Look for the word "banner" in the entries below, then copy every line that has it.

-- START OF Data section --

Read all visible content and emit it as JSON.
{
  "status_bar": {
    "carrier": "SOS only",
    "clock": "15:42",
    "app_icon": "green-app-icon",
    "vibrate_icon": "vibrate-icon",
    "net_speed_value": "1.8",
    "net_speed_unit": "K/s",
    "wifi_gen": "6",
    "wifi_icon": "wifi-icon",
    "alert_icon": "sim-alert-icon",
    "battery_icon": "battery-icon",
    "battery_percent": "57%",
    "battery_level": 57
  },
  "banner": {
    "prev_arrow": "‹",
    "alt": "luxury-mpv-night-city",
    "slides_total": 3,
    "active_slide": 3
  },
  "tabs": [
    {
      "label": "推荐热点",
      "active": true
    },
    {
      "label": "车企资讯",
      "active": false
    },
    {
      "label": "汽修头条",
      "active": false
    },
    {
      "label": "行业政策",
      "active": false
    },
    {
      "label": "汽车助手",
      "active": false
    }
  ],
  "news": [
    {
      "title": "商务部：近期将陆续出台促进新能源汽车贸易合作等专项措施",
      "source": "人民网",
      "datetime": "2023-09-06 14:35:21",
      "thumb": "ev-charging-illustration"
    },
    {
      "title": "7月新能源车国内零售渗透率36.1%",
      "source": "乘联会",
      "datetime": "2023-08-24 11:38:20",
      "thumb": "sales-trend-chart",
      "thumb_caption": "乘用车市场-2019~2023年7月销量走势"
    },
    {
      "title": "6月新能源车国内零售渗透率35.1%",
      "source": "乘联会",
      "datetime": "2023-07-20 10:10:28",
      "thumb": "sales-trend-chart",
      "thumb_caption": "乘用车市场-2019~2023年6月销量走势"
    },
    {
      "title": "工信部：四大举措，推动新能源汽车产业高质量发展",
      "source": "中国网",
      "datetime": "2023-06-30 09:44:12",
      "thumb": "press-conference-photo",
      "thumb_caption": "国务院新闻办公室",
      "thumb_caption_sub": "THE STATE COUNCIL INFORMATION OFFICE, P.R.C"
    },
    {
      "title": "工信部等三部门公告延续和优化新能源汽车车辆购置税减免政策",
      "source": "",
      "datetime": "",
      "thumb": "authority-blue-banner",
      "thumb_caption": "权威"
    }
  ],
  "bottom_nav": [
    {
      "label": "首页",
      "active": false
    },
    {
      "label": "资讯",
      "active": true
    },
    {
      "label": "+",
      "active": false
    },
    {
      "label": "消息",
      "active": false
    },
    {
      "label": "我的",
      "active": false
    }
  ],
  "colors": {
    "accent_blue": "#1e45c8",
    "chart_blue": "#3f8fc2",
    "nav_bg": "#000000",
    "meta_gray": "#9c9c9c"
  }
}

-- END OF Data section --
-- START OF Data section --

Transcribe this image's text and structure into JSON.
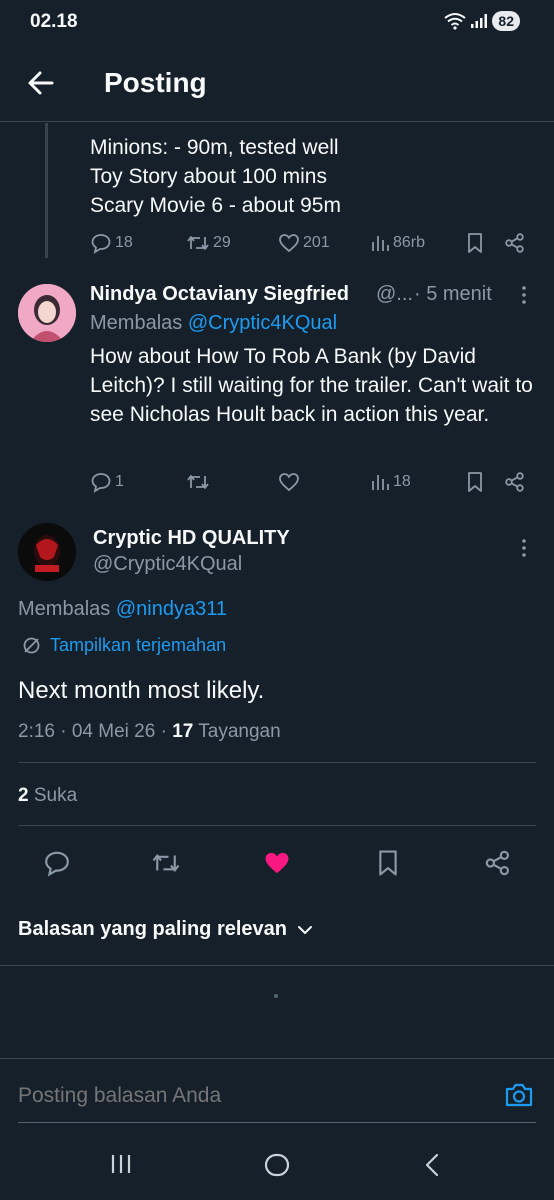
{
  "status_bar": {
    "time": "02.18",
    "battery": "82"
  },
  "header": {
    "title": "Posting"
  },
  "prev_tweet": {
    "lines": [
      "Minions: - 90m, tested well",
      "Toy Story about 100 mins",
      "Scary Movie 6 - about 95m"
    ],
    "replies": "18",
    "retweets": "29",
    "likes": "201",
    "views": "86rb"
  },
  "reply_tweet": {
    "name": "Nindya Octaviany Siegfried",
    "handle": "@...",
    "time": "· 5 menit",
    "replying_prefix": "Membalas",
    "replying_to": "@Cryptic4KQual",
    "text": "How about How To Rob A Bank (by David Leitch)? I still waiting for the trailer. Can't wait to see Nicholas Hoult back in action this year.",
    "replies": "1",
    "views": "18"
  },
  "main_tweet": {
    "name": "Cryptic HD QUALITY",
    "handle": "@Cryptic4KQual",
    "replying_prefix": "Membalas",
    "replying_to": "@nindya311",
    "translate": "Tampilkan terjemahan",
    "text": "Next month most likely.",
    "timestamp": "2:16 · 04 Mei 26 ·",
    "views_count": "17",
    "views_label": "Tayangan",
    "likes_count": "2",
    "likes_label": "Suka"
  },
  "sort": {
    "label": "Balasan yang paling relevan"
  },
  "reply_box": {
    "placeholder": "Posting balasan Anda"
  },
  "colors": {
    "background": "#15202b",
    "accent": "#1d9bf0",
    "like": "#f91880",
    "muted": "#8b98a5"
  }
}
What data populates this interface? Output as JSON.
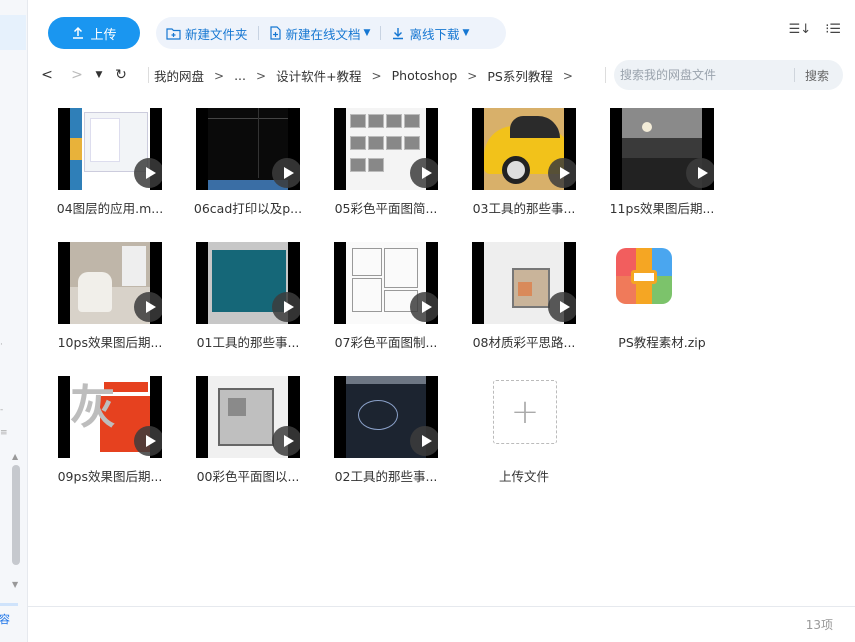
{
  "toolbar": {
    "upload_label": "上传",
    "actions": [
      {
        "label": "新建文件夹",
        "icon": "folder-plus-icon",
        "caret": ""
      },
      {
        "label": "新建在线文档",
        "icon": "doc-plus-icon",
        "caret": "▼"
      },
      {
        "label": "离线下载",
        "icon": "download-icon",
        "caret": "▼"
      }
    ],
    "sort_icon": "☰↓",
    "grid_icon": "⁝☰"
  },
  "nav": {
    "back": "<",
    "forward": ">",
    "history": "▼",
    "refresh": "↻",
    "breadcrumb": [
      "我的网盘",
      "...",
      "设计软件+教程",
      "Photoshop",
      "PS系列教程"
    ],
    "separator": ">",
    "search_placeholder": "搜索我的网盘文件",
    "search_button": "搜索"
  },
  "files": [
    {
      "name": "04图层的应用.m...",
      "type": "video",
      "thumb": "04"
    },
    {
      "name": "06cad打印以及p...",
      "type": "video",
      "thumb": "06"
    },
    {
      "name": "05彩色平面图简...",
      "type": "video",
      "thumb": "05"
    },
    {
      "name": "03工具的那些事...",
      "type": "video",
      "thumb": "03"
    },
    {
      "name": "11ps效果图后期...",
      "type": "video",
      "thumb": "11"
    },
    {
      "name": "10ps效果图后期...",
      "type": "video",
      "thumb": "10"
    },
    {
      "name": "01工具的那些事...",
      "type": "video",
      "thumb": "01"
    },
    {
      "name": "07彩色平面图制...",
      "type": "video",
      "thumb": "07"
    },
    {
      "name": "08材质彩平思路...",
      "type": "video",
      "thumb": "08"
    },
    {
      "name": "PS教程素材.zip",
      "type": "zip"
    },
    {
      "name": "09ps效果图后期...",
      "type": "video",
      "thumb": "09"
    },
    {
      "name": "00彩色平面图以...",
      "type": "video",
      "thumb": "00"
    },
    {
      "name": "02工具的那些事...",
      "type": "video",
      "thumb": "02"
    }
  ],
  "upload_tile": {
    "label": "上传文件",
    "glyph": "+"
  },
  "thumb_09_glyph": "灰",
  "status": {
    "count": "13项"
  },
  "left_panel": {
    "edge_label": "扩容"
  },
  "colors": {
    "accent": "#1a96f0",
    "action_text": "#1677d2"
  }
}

-- END OF Data section --
-- START OF Data section --

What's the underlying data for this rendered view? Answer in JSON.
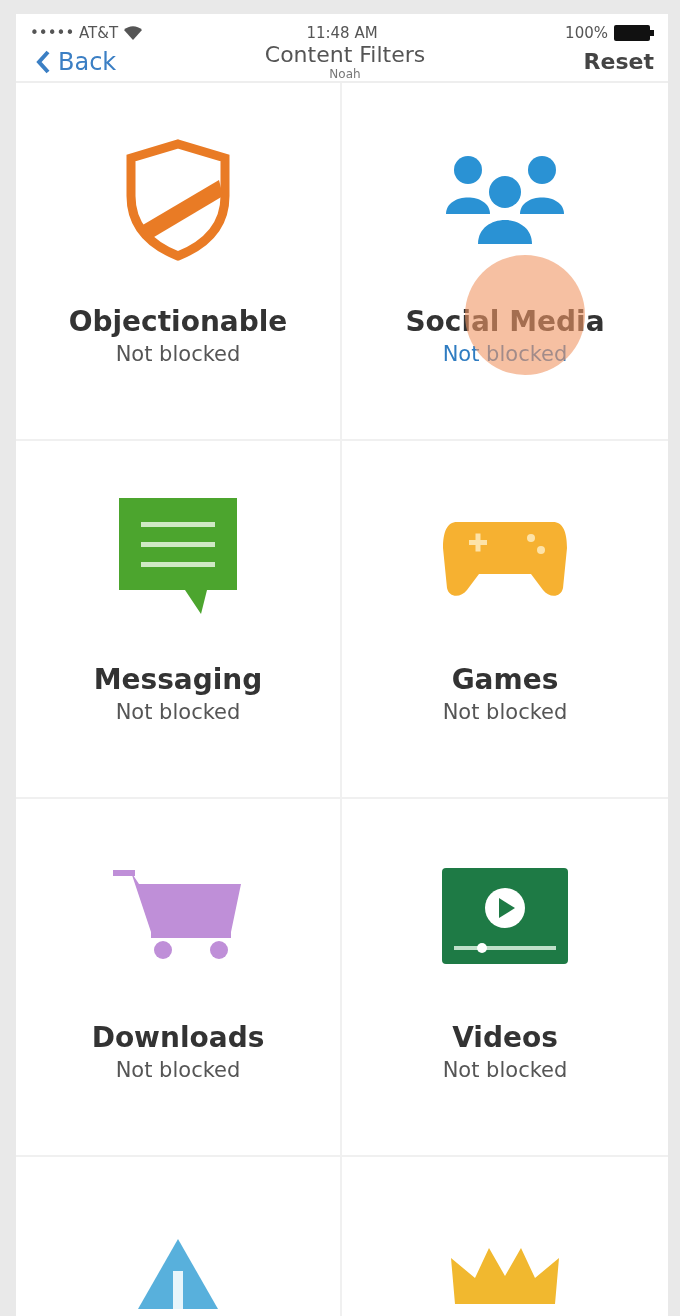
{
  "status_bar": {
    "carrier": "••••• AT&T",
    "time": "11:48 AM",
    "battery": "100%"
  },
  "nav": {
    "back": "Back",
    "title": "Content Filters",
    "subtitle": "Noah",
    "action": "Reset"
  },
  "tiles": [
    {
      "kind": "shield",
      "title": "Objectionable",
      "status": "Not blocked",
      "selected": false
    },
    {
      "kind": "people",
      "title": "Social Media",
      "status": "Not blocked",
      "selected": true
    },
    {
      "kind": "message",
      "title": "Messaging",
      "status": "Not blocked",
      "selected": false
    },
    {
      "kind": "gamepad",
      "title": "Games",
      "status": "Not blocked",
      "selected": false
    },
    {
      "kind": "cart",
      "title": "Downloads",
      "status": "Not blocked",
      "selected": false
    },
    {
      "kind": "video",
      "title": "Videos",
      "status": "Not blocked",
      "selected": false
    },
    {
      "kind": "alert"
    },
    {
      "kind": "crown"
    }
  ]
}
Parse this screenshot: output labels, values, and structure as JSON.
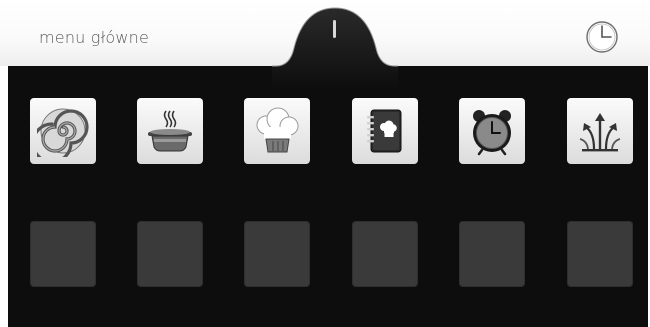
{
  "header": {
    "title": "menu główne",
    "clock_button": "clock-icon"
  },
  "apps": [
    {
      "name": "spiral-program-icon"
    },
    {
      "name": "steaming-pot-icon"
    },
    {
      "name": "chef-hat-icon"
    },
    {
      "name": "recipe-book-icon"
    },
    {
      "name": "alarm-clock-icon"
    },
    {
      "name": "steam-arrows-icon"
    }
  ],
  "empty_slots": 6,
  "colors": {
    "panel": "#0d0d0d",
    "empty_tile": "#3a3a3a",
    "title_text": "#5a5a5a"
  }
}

-- END OF Data section --

-- Response for this exercise --
  "banner": {
      "thumb": "authority-blue-banner",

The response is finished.